** START OF Provided information **
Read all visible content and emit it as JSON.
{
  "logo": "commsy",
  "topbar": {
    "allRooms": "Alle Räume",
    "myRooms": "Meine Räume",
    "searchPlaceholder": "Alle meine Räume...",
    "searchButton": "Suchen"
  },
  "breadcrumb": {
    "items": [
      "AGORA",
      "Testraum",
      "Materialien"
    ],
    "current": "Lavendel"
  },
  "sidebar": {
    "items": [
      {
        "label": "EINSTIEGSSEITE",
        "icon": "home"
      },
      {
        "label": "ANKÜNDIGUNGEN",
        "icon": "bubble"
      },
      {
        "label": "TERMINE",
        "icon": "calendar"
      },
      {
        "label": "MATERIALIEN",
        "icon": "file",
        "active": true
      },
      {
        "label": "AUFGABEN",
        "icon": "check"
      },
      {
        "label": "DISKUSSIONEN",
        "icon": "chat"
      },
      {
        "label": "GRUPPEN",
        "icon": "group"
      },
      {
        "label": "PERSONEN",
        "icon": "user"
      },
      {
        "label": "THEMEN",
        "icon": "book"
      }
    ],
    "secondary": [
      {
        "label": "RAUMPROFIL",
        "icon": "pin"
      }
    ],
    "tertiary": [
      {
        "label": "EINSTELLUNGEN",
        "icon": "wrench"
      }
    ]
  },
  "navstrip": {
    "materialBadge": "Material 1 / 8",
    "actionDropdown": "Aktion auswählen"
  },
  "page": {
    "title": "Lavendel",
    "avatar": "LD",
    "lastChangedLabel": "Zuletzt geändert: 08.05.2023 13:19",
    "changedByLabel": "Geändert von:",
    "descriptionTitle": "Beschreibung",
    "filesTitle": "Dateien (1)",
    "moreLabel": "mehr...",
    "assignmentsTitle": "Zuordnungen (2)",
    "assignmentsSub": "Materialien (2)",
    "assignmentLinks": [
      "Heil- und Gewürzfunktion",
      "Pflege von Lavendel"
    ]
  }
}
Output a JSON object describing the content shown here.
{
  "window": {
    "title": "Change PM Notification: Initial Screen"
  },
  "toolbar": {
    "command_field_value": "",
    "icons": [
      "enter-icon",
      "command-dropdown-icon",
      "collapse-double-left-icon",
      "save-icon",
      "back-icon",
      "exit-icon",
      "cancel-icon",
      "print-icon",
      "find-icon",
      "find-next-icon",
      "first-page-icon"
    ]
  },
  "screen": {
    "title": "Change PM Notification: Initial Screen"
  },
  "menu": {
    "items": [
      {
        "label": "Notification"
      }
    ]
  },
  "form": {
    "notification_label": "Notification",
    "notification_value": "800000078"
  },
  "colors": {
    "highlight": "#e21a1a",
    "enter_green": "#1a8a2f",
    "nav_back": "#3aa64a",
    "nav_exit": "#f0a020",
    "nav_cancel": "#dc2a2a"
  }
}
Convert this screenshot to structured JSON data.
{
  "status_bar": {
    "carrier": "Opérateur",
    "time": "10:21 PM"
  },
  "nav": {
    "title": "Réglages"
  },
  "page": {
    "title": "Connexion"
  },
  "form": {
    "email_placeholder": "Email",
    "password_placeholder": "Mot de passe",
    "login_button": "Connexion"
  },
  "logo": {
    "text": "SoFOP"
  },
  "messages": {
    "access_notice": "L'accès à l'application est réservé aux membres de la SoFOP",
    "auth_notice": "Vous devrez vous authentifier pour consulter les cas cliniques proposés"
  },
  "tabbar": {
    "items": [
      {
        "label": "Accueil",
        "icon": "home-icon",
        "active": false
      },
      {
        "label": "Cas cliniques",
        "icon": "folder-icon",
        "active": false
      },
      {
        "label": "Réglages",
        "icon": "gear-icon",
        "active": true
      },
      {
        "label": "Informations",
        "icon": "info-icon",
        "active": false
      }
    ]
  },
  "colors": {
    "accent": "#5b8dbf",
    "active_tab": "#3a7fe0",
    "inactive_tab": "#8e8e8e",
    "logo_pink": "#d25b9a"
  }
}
** END OF Provided information **
Task brief =
Using the data above, output each line exactly.

Correct output =
Read all visible content and emit it as JSON.
{
  "logo": "commsy",
  "topbar": {
    "allRooms": "Alle Räume",
    "myRooms": "Meine Räume",
    "searchPlaceholder": "Alle meine Räume...",
    "searchButton": "Suchen"
  },
  "breadcrumb": {
    "items": [
      "AGORA",
      "Testraum",
      "Materialien"
    ],
    "current": "Lavendel"
  },
  "sidebar": {
    "items": [
      {
        "label": "EINSTIEGSSEITE",
        "icon": "home"
      },
      {
        "label": "ANKÜNDIGUNGEN",
        "icon": "bubble"
      },
      {
        "label": "TERMINE",
        "icon": "calendar"
      },
      {
        "label": "MATERIALIEN",
        "icon": "file",
        "active": true
      },
      {
        "label": "AUFGABEN",
        "icon": "check"
      },
      {
        "label": "DISKUSSIONEN",
        "icon": "chat"
      },
      {
        "label": "GRUPPEN",
        "icon": "group"
      },
      {
        "label": "PERSONEN",
        "icon": "user"
      },
      {
        "label": "THEMEN",
        "icon": "book"
      }
    ],
    "secondary": [
      {
        "label": "RAUMPROFIL",
        "icon": "pin"
      }
    ],
    "tertiary": [
      {
        "label": "EINSTELLUNGEN",
        "icon": "wrench"
      }
    ]
  },
  "navstrip": {
    "materialBadge": "Material 1 / 8",
    "actionDropdown": "Aktion auswählen"
  },
  "page": {
    "title": "Lavendel",
    "avatar": "LD",
    "lastChangedLabel": "Zuletzt geändert: 08.05.2023 13:19",
    "changedByLabel": "Geändert von:",
    "descriptionTitle": "Beschreibung",
    "filesTitle": "Dateien (1)",
    "moreLabel": "mehr...",
    "assignmentsTitle": "Zuordnungen (2)",
    "assignmentsSub": "Materialien (2)",
    "assignmentLinks": [
      "Heil- und Gewürzfunktion",
      "Pflege von Lavendel"
    ]
  }
}
Output a JSON object describing the content shown here.
{
  "window": {
    "title": "Change PM Notification: Initial Screen"
  },
  "toolbar": {
    "command_field_value": "",
    "icons": [
      "enter-icon",
      "command-dropdown-icon",
      "collapse-double-left-icon",
      "save-icon",
      "back-icon",
      "exit-icon",
      "cancel-icon",
      "print-icon",
      "find-icon",
      "find-next-icon",
      "first-page-icon"
    ]
  },
  "screen": {
    "title": "Change PM Notification: Initial Screen"
  },
  "menu": {
    "items": [
      {
        "label": "Notification"
      }
    ]
  },
  "form": {
    "notification_label": "Notification",
    "notification_value": "800000078"
  },
  "colors": {
    "highlight": "#e21a1a",
    "enter_green": "#1a8a2f",
    "nav_back": "#3aa64a",
    "nav_exit": "#f0a020",
    "nav_cancel": "#dc2a2a"
  }
}
Convert this screenshot to structured JSON data.
{
  "status_bar": {
    "carrier": "Opérateur",
    "time": "10:21 PM"
  },
  "nav": {
    "title": "Réglages"
  },
  "page": {
    "title": "Connexion"
  },
  "form": {
    "email_placeholder": "Email",
    "password_placeholder": "Mot de passe",
    "login_button": "Connexion"
  },
  "logo": {
    "text": "SoFOP"
  },
  "messages": {
    "access_notice": "L'accès à l'application est réservé aux membres de la SoFOP",
    "auth_notice": "Vous devrez vous authentifier pour consulter les cas cliniques proposés"
  },
  "tabbar": {
    "items": [
      {
        "label": "Accueil",
        "icon": "home-icon",
        "active": false
      },
      {
        "label": "Cas cliniques",
        "icon": "folder-icon",
        "active": false
      },
      {
        "label": "Réglages",
        "icon": "gear-icon",
        "active": true
      },
      {
        "label": "Informations",
        "icon": "info-icon",
        "active": false
      }
    ]
  },
  "colors": {
    "accent": "#5b8dbf",
    "active_tab": "#3a7fe0",
    "inactive_tab": "#8e8e8e",
    "logo_pink": "#d25b9a"
  }
}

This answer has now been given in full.